__GIVEN PROBLEM__. Go through the records and show each line where the word "funcionar" occurs.
--- Start RECORD EXTRACTS ---
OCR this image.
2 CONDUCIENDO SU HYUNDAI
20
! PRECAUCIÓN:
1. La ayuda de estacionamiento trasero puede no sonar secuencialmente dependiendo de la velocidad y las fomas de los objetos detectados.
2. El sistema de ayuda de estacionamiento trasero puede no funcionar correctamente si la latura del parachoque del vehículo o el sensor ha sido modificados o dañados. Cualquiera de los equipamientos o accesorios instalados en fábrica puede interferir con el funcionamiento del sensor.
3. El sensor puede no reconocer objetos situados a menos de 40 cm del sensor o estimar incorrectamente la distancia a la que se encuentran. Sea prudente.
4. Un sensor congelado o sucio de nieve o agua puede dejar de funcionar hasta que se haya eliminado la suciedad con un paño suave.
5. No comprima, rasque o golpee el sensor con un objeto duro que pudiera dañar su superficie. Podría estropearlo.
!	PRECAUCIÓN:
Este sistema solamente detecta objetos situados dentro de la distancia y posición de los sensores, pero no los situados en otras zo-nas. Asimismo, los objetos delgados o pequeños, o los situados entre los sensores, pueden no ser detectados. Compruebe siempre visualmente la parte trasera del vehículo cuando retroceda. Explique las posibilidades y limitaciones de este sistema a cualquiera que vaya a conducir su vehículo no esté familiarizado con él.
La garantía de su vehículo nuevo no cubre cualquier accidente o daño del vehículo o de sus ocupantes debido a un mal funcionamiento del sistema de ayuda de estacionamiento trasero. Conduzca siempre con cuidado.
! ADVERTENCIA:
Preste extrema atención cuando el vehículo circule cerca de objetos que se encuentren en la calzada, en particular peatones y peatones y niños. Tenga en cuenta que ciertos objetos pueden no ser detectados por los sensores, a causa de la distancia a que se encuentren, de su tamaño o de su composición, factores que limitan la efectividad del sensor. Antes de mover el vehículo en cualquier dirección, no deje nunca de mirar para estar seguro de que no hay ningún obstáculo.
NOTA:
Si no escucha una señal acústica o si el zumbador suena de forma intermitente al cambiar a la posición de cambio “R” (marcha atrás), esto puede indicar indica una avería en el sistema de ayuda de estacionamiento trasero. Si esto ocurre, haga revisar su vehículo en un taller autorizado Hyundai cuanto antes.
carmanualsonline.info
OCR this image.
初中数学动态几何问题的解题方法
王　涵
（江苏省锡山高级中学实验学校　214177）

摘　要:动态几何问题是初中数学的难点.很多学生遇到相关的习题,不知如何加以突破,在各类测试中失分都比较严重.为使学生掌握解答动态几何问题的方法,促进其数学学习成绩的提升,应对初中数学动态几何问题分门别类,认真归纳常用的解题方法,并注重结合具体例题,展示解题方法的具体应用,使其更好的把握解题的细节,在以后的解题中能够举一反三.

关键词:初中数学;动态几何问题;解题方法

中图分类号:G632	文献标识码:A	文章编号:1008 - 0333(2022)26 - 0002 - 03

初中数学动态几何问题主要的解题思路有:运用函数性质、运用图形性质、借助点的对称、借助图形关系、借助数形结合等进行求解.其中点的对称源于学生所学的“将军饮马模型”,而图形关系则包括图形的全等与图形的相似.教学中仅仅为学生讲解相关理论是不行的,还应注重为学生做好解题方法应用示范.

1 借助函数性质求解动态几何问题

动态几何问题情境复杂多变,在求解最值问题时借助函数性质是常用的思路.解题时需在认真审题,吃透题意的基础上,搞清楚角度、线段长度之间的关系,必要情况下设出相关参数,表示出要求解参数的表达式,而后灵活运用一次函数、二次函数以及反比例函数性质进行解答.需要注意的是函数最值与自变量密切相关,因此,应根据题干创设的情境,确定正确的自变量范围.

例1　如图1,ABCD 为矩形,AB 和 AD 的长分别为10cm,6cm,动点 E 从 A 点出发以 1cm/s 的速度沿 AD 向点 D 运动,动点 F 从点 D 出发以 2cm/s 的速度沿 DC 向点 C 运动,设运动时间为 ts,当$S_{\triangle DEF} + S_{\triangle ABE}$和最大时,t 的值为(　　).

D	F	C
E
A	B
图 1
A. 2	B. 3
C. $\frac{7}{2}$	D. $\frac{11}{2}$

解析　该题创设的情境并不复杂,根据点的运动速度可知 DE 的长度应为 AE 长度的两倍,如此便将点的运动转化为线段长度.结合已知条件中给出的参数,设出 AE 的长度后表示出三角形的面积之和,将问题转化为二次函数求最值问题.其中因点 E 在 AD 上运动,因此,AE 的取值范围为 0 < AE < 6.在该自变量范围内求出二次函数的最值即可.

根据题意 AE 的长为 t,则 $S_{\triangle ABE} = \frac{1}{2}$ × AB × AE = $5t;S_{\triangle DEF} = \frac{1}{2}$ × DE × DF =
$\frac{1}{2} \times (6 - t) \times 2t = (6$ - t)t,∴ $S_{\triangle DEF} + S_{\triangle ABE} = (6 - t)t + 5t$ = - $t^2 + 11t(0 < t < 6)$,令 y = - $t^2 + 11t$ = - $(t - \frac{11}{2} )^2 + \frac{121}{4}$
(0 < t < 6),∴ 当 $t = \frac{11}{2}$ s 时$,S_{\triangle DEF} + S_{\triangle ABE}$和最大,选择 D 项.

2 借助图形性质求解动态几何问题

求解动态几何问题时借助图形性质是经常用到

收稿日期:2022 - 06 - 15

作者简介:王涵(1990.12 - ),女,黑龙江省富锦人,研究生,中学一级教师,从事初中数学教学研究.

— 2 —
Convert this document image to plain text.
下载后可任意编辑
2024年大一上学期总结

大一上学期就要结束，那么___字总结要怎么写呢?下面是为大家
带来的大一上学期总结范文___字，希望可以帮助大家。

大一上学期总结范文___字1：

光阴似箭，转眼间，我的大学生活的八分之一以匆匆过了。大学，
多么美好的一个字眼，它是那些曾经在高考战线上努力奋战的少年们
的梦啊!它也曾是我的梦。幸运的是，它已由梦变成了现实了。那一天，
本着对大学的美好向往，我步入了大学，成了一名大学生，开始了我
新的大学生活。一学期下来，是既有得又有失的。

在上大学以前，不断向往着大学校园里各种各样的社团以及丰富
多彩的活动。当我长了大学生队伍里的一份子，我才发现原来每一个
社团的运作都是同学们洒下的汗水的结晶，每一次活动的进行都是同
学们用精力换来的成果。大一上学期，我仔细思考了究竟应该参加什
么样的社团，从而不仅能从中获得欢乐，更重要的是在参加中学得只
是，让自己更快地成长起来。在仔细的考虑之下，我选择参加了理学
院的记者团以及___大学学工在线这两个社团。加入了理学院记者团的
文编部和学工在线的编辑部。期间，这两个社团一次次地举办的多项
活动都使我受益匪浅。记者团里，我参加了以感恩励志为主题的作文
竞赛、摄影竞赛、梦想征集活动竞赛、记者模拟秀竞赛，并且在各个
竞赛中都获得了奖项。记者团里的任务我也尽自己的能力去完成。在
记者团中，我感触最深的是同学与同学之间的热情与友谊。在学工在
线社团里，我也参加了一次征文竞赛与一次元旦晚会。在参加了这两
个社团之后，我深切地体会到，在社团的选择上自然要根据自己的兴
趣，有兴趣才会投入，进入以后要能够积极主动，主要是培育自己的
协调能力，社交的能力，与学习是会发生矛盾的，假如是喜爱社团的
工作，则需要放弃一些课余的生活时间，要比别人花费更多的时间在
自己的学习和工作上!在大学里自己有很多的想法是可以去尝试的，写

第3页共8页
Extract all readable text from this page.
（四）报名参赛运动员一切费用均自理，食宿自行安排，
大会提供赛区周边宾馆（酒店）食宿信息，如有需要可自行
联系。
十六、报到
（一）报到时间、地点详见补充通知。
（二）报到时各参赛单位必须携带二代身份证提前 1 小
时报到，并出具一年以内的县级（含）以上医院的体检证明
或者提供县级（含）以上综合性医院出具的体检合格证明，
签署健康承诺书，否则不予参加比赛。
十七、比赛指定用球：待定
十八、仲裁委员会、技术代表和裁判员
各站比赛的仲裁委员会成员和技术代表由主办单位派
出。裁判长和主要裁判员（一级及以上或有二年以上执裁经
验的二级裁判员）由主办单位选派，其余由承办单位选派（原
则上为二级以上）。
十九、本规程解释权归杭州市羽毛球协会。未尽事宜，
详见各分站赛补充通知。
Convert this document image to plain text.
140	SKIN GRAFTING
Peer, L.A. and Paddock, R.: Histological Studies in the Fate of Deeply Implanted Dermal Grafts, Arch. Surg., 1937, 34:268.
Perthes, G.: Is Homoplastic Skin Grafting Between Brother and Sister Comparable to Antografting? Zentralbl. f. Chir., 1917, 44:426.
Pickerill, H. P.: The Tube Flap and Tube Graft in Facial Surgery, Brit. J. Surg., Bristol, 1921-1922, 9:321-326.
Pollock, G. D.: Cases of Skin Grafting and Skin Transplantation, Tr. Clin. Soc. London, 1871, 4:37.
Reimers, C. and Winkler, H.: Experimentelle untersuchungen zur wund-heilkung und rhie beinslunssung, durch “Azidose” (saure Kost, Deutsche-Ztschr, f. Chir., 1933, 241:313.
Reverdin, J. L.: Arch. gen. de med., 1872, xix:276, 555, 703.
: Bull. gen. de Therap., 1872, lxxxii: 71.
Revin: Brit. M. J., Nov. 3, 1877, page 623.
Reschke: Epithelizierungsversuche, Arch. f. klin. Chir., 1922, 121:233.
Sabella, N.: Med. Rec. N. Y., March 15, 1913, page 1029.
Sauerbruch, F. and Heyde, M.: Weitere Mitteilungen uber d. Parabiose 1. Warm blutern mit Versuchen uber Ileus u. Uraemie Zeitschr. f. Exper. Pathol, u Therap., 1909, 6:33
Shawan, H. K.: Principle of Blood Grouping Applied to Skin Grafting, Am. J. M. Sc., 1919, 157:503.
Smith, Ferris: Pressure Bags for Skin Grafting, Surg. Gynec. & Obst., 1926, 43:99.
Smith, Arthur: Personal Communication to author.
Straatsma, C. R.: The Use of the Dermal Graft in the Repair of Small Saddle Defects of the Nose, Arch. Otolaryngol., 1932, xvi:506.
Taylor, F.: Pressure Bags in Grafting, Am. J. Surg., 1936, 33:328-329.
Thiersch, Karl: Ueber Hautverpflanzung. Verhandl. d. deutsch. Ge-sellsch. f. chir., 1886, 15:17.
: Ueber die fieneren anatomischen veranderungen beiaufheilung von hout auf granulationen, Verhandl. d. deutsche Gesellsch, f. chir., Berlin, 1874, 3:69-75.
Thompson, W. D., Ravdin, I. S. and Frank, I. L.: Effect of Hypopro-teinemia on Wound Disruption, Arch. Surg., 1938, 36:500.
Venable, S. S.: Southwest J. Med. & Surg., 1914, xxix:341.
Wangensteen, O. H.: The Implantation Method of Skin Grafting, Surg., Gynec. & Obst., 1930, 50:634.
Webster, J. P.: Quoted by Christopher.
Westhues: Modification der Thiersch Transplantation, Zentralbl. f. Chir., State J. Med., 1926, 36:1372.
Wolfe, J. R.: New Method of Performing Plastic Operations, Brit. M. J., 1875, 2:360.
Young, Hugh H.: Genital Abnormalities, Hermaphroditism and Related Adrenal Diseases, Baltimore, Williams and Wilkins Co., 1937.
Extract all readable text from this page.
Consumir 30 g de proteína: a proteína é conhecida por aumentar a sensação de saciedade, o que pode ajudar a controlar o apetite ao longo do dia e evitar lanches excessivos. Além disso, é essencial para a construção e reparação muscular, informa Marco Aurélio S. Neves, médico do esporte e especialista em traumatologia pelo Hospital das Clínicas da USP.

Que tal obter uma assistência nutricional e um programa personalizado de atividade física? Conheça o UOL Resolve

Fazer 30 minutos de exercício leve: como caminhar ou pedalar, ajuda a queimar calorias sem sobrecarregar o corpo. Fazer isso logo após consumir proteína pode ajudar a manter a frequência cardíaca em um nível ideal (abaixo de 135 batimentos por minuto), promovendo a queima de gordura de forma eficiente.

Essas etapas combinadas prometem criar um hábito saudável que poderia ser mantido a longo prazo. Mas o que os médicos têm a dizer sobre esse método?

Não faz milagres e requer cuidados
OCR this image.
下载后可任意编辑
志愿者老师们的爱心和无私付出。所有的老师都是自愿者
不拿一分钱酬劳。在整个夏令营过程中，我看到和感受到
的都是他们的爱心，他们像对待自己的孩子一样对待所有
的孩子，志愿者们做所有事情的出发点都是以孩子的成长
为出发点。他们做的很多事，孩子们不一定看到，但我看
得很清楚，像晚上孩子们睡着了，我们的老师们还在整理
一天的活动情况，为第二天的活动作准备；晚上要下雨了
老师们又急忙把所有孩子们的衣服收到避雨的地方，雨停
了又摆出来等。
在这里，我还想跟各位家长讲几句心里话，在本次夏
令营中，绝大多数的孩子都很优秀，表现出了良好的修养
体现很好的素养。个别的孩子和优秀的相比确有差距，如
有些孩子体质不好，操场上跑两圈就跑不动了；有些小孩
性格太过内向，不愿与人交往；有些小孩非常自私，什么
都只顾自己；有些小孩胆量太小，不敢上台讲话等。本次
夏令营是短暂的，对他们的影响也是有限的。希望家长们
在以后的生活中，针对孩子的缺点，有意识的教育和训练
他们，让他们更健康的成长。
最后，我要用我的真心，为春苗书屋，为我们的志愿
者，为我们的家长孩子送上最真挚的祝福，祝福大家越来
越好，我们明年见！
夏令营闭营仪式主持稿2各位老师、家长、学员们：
--- End RECORD EXTRACTS ---
__SOLVED PROBLEM__.
2. El sistema de ayuda de estacionamiento trasero puede no funcionar correctamente si la latura del parachoque del vehículo o el sensor ha sido modificados o dañados. Cualquiera de los equipamientos o accesorios instalados en fábrica puede interferir con el funcionamiento del sensor.
4. Un sensor congelado o sucio de nieve o agua puede dejar de funcionar hasta que se haya eliminado la suciedad con un paño suave.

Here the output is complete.